Find every line in the records that holds the string "circle". Copy each one.

---*---

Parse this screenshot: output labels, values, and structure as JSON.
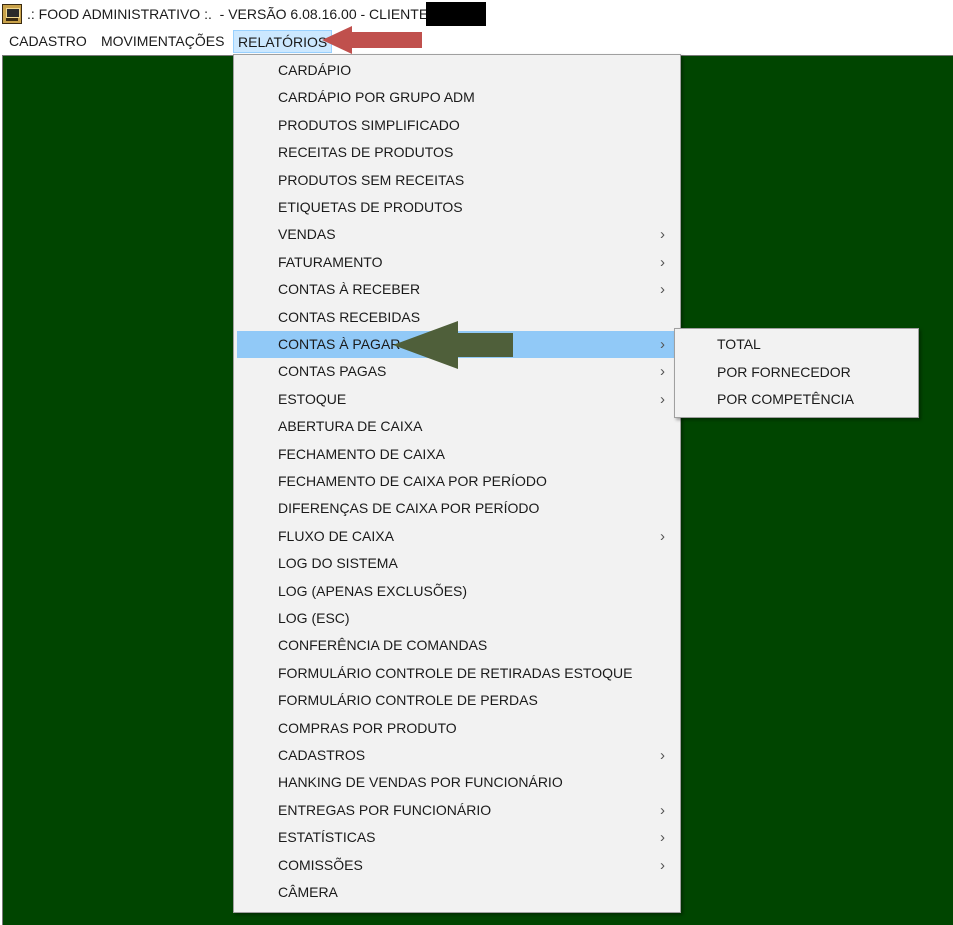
{
  "window": {
    "title": ".: FOOD ADMINISTRATIVO :.  - VERSÃO 6.08.16.00 - CLIENTE:"
  },
  "menubar": {
    "items": [
      "CADASTRO",
      "MOVIMENTAÇÕES",
      "RELATÓRIOS"
    ],
    "active": "RELATÓRIOS"
  },
  "relatorios_menu": {
    "items": [
      {
        "label": "CARDÁPIO"
      },
      {
        "label": "CARDÁPIO POR GRUPO ADM"
      },
      {
        "label": "PRODUTOS SIMPLIFICADO"
      },
      {
        "label": "RECEITAS DE PRODUTOS"
      },
      {
        "label": "PRODUTOS SEM RECEITAS"
      },
      {
        "label": "ETIQUETAS DE PRODUTOS"
      },
      {
        "label": "VENDAS",
        "submenu": true
      },
      {
        "label": "FATURAMENTO",
        "submenu": true
      },
      {
        "label": "CONTAS À RECEBER",
        "submenu": true
      },
      {
        "label": "CONTAS RECEBIDAS"
      },
      {
        "label": "CONTAS À PAGAR",
        "submenu": true,
        "highlighted": true
      },
      {
        "label": "CONTAS PAGAS",
        "submenu": true
      },
      {
        "label": "ESTOQUE",
        "submenu": true
      },
      {
        "label": "ABERTURA DE CAIXA"
      },
      {
        "label": "FECHAMENTO DE CAIXA"
      },
      {
        "label": "FECHAMENTO DE CAIXA POR PERÍODO"
      },
      {
        "label": "DIFERENÇAS DE CAIXA POR PERÍODO"
      },
      {
        "label": "FLUXO DE CAIXA",
        "submenu": true
      },
      {
        "label": "LOG DO SISTEMA"
      },
      {
        "label": "LOG (APENAS EXCLUSÕES)"
      },
      {
        "label": "LOG (ESC)"
      },
      {
        "label": "CONFERÊNCIA DE COMANDAS"
      },
      {
        "label": "FORMULÁRIO CONTROLE DE RETIRADAS ESTOQUE"
      },
      {
        "label": "FORMULÁRIO CONTROLE DE PERDAS"
      },
      {
        "label": "COMPRAS POR PRODUTO"
      },
      {
        "label": "CADASTROS",
        "submenu": true
      },
      {
        "label": "HANKING DE VENDAS POR FUNCIONÁRIO"
      },
      {
        "label": "ENTREGAS POR FUNCIONÁRIO",
        "submenu": true
      },
      {
        "label": "ESTATÍSTICAS",
        "submenu": true
      },
      {
        "label": "COMISSÕES",
        "submenu": true
      },
      {
        "label": "CÂMERA"
      }
    ]
  },
  "contas_pagar_submenu": {
    "items": [
      "TOTAL",
      "POR FORNECEDOR",
      "POR COMPETÊNCIA"
    ]
  },
  "colors": {
    "desktop": "#004500",
    "menu_bg": "#f2f2f2",
    "highlight": "#91c9f7",
    "red_arrow": "#c0504d",
    "green_arrow": "#4f5f3a"
  },
  "icons": {
    "app": "app-icon",
    "submenu": "chevron-right-icon"
  }
}
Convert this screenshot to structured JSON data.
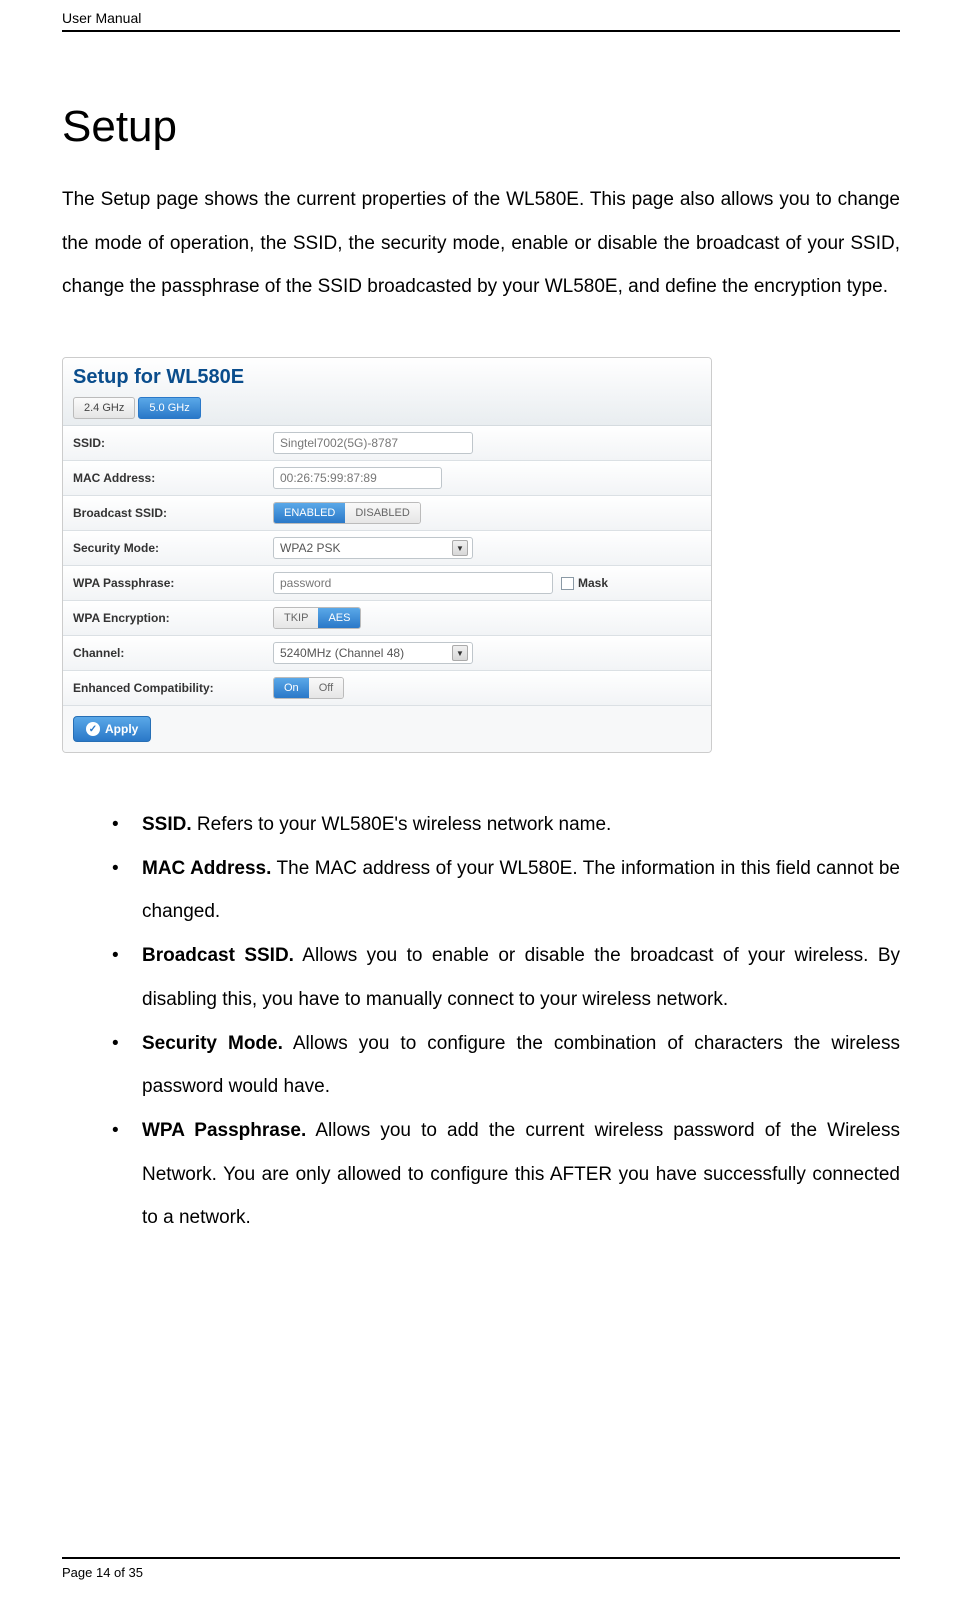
{
  "header": {
    "doc_title": "User Manual"
  },
  "page": {
    "title": "Setup",
    "intro": "The Setup page shows the current properties of the WL580E. This page also allows you to change the mode of operation, the SSID, the security mode, enable or disable the broadcast of your SSID, change the passphrase of the SSID broadcasted by your WL580E, and define the encryption type."
  },
  "screenshot": {
    "title": "Setup for WL580E",
    "tabs": {
      "a": "2.4 GHz",
      "b": "5.0 GHz"
    },
    "labels": {
      "ssid": "SSID:",
      "mac": "MAC Address:",
      "broadcast": "Broadcast SSID:",
      "secmode": "Security Mode:",
      "passphrase": "WPA Passphrase:",
      "encryption": "WPA Encryption:",
      "channel": "Channel:",
      "compat": "Enhanced Compatibility:"
    },
    "values": {
      "ssid": "Singtel7002(5G)-8787",
      "mac": "00:26:75:99:87:89",
      "enabled": "ENABLED",
      "disabled": "DISABLED",
      "secmode": "WPA2 PSK",
      "passphrase": "password",
      "mask_label": "Mask",
      "tkip": "TKIP",
      "aes": "AES",
      "channel": "5240MHz (Channel 48)",
      "on": "On",
      "off": "Off"
    },
    "apply_label": "Apply"
  },
  "bullets": {
    "b1_term": "SSID.",
    "b1_text": " Refers to your WL580E's wireless network name.",
    "b2_term": "MAC Address.",
    "b2_text": " The MAC address of your WL580E. The information in this field cannot be changed.",
    "b3_term": "Broadcast SSID.",
    "b3_text": " Allows you to enable or disable the broadcast of your wireless. By disabling this, you have to manually connect to your wireless network.",
    "b4_term": "Security Mode.",
    "b4_text": " Allows you to configure the combination of characters the wireless password would have.",
    "b5_term": "WPA Passphrase.",
    "b5_text": " Allows you to add the current wireless password of the Wireless Network. You are only allowed to configure this AFTER you have successfully connected to a network."
  },
  "footer": {
    "page": "Page 14 of 35"
  }
}
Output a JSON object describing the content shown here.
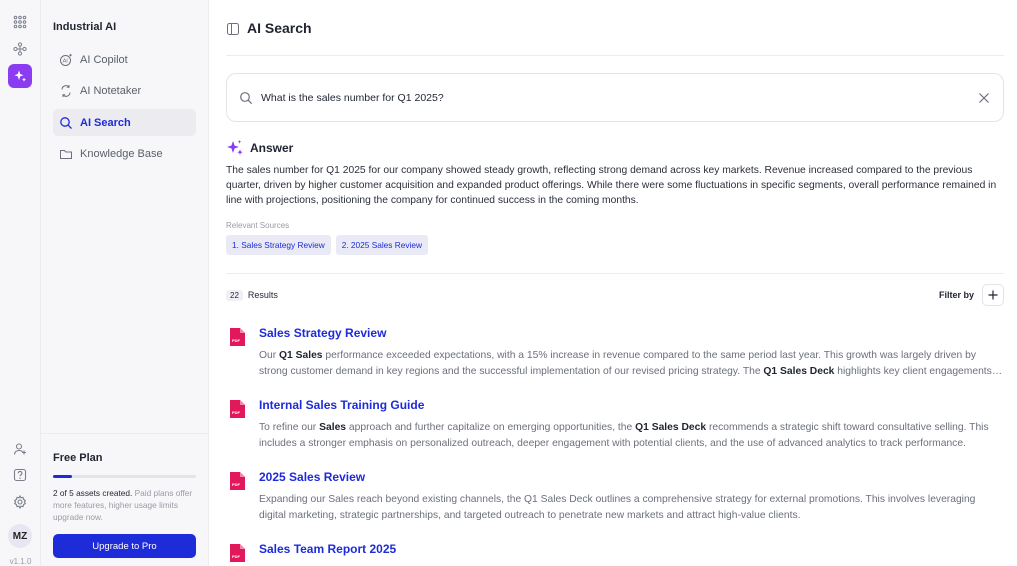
{
  "app": {
    "brand": "Industrial AI",
    "version": "v1.1.0"
  },
  "rail": {
    "items": [
      {
        "name": "apps-grid-icon"
      },
      {
        "name": "workflow-icon"
      },
      {
        "name": "ai-sparkle-icon",
        "active": true
      }
    ],
    "bottom": [
      {
        "name": "add-user-icon"
      },
      {
        "name": "help-icon"
      },
      {
        "name": "settings-icon"
      }
    ],
    "user_initials": "MZ"
  },
  "sidebar": {
    "items": [
      {
        "label": "AI Copilot",
        "icon": "ai-copilot-icon"
      },
      {
        "label": "AI Notetaker",
        "icon": "notetaker-icon"
      },
      {
        "label": "AI Search",
        "icon": "ai-search-icon",
        "active": true
      },
      {
        "label": "Knowledge Base",
        "icon": "folder-icon"
      }
    ]
  },
  "plan": {
    "title": "Free Plan",
    "used": 2,
    "limit": 5,
    "progress": 0.13,
    "usage_text": "2 of 5 assets created.",
    "upsell_text": "Paid plans offer more features, higher usage limits upgrade now.",
    "upgrade_label": "Upgrade to Pro"
  },
  "page": {
    "title": "AI Search"
  },
  "search": {
    "query": "What is the sales number for Q1 2025?"
  },
  "answer": {
    "label": "Answer",
    "text": "The sales number for Q1 2025 for our company showed steady growth, reflecting strong demand across key markets. Revenue increased compared to the previous quarter, driven by higher customer acquisition and expanded product offerings. While there were some fluctuations in specific segments, overall performance remained in line with projections, positioning the company for continued success in the coming months.",
    "sources_label": "Relevant Sources",
    "sources": [
      "1.  Sales Strategy Review",
      "2.  2025 Sales Review"
    ]
  },
  "results": {
    "count": "22",
    "label": "Results",
    "filter_label": "Filter by",
    "items": [
      {
        "title": "Sales Strategy Review",
        "snippet": [
          {
            "t": "Our "
          },
          {
            "t": "Q1 Sales",
            "k": true
          },
          {
            "t": " performance exceeded expectations, with a 15% increase in revenue compared to the same period last year. This growth was largely driven by strong customer demand in key regions and the successful implementation of our revised pricing strategy. The "
          },
          {
            "t": "Q1 Sales Deck",
            "k": true
          },
          {
            "t": " highlights key client engagements and new market opportunities."
          }
        ]
      },
      {
        "title": "Internal Sales Training Guide",
        "snippet": [
          {
            "t": "To refine our "
          },
          {
            "t": "Sales",
            "k": true
          },
          {
            "t": " approach and further capitalize on emerging opportunities, the "
          },
          {
            "t": "Q1 Sales Deck",
            "k": true
          },
          {
            "t": " recommends a strategic shift toward consultative selling. This includes a stronger emphasis on personalized outreach, deeper engagement with potential clients, and the use of advanced analytics to track performance."
          }
        ]
      },
      {
        "title": "2025 Sales Review",
        "snippet": [
          {
            "t": "Expanding our Sales reach beyond existing channels, the Q1 Sales Deck outlines a comprehensive strategy for external promotions. This involves leveraging digital marketing, strategic partnerships, and targeted outreach to penetrate new markets and attract high-value clients."
          }
        ]
      },
      {
        "title": "Sales Team Report 2025",
        "snippet": []
      }
    ]
  },
  "colors": {
    "accent": "#1d2bd8",
    "brand_purple": "#8b3cf0",
    "pdf_red": "#e1195a"
  }
}
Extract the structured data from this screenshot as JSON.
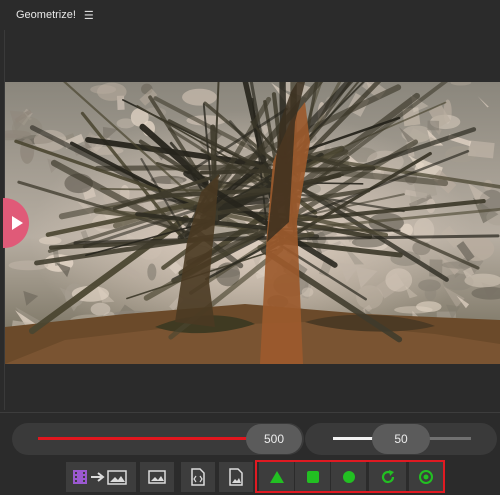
{
  "app": {
    "title": "Geometrize!",
    "menu_icon": "hamburger-menu-icon"
  },
  "canvas": {
    "description_icon": "geometrized-tree-image",
    "side_tab_icon": "play-icon"
  },
  "sliders": {
    "shape_count": {
      "value": "500",
      "fill_fraction": 1.0,
      "accent": "#e0161e"
    },
    "shapes_per_step": {
      "value": "50",
      "fill_fraction": 0.36,
      "accent": "#f2f2f2"
    }
  },
  "toolbar": {
    "left_buttons": [
      {
        "name": "video-to-image-button",
        "icon": "film-arrow-image-icon"
      },
      {
        "name": "open-image-button",
        "icon": "image-icon"
      },
      {
        "name": "save-svg-button",
        "icon": "code-file-icon"
      },
      {
        "name": "save-image-button",
        "icon": "image-file-icon"
      }
    ],
    "shape_buttons": [
      {
        "name": "triangle-shape-button",
        "icon": "triangle-icon"
      },
      {
        "name": "rectangle-shape-button",
        "icon": "square-icon"
      },
      {
        "name": "circle-shape-button",
        "icon": "circle-icon"
      },
      {
        "name": "reset-button",
        "icon": "refresh-icon"
      },
      {
        "name": "target-button",
        "icon": "target-icon"
      }
    ],
    "shape_color": "#22c022",
    "highlight_color": "#e01a22"
  }
}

---*---

### Task output
        "name": "circle-shape-button",
        "icon": "circle-icon"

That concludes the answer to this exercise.